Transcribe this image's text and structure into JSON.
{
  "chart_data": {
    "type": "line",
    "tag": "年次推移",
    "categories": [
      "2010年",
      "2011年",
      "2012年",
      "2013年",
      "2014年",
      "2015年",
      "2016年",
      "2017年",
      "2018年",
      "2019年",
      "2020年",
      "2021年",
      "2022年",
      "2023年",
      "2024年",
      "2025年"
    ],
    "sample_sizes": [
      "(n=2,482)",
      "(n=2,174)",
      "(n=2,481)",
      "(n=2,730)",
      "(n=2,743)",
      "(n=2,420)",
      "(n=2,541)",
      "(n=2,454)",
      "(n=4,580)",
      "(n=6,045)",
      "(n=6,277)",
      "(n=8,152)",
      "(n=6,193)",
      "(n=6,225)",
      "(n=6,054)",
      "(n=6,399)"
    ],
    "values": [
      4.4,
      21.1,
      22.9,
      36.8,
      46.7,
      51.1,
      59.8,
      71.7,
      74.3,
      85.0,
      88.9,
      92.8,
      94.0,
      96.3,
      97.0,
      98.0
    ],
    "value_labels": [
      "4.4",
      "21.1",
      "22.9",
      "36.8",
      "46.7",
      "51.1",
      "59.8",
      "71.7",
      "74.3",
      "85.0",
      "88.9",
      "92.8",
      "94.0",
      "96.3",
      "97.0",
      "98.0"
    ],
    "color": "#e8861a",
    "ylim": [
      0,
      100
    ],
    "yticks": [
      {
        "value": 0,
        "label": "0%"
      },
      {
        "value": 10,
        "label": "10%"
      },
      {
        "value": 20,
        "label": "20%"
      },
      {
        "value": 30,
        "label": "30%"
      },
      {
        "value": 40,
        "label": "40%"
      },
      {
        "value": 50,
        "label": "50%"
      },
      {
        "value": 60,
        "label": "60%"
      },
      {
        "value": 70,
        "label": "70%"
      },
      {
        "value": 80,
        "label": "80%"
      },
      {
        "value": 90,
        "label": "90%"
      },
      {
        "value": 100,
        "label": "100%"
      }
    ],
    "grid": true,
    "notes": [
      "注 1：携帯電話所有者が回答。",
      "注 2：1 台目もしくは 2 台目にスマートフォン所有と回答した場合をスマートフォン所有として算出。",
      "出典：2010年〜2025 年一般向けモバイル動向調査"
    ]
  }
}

====================

* _Direction_: Write every record out again, unaltered.

* _The response_:
Transcribe this image's text and structure into JSON.
{
  "chart_data": {
    "type": "line",
    "tag": "年次推移",
    "categories": [
      "2010年",
      "2011年",
      "2012年",
      "2013年",
      "2014年",
      "2015年",
      "2016年",
      "2017年",
      "2018年",
      "2019年",
      "2020年",
      "2021年",
      "2022年",
      "2023年",
      "2024年",
      "2025年"
    ],
    "sample_sizes": [
      "(n=2,482)",
      "(n=2,174)",
      "(n=2,481)",
      "(n=2,730)",
      "(n=2,743)",
      "(n=2,420)",
      "(n=2,541)",
      "(n=2,454)",
      "(n=4,580)",
      "(n=6,045)",
      "(n=6,277)",
      "(n=8,152)",
      "(n=6,193)",
      "(n=6,225)",
      "(n=6,054)",
      "(n=6,399)"
    ],
    "values": [
      4.4,
      21.1,
      22.9,
      36.8,
      46.7,
      51.1,
      59.8,
      71.7,
      74.3,
      85.0,
      88.9,
      92.8,
      94.0,
      96.3,
      97.0,
      98.0
    ],
    "value_labels": [
      "4.4",
      "21.1",
      "22.9",
      "36.8",
      "46.7",
      "51.1",
      "59.8",
      "71.7",
      "74.3",
      "85.0",
      "88.9",
      "92.8",
      "94.0",
      "96.3",
      "97.0",
      "98.0"
    ],
    "color": "#e8861a",
    "ylim": [
      0,
      100
    ],
    "yticks": [
      {
        "value": 0,
        "label": "0%"
      },
      {
        "value": 10,
        "label": "10%"
      },
      {
        "value": 20,
        "label": "20%"
      },
      {
        "value": 30,
        "label": "30%"
      },
      {
        "value": 40,
        "label": "40%"
      },
      {
        "value": 50,
        "label": "50%"
      },
      {
        "value": 60,
        "label": "60%"
      },
      {
        "value": 70,
        "label": "70%"
      },
      {
        "value": 80,
        "label": "80%"
      },
      {
        "value": 90,
        "label": "90%"
      },
      {
        "value": 100,
        "label": "100%"
      }
    ],
    "grid": true,
    "notes": [
      "注 1：携帯電話所有者が回答。",
      "注 2：1 台目もしくは 2 台目にスマートフォン所有と回答した場合をスマートフォン所有として算出。",
      "出典：2010年〜2025 年一般向けモバイル動向調査"
    ]
  }
}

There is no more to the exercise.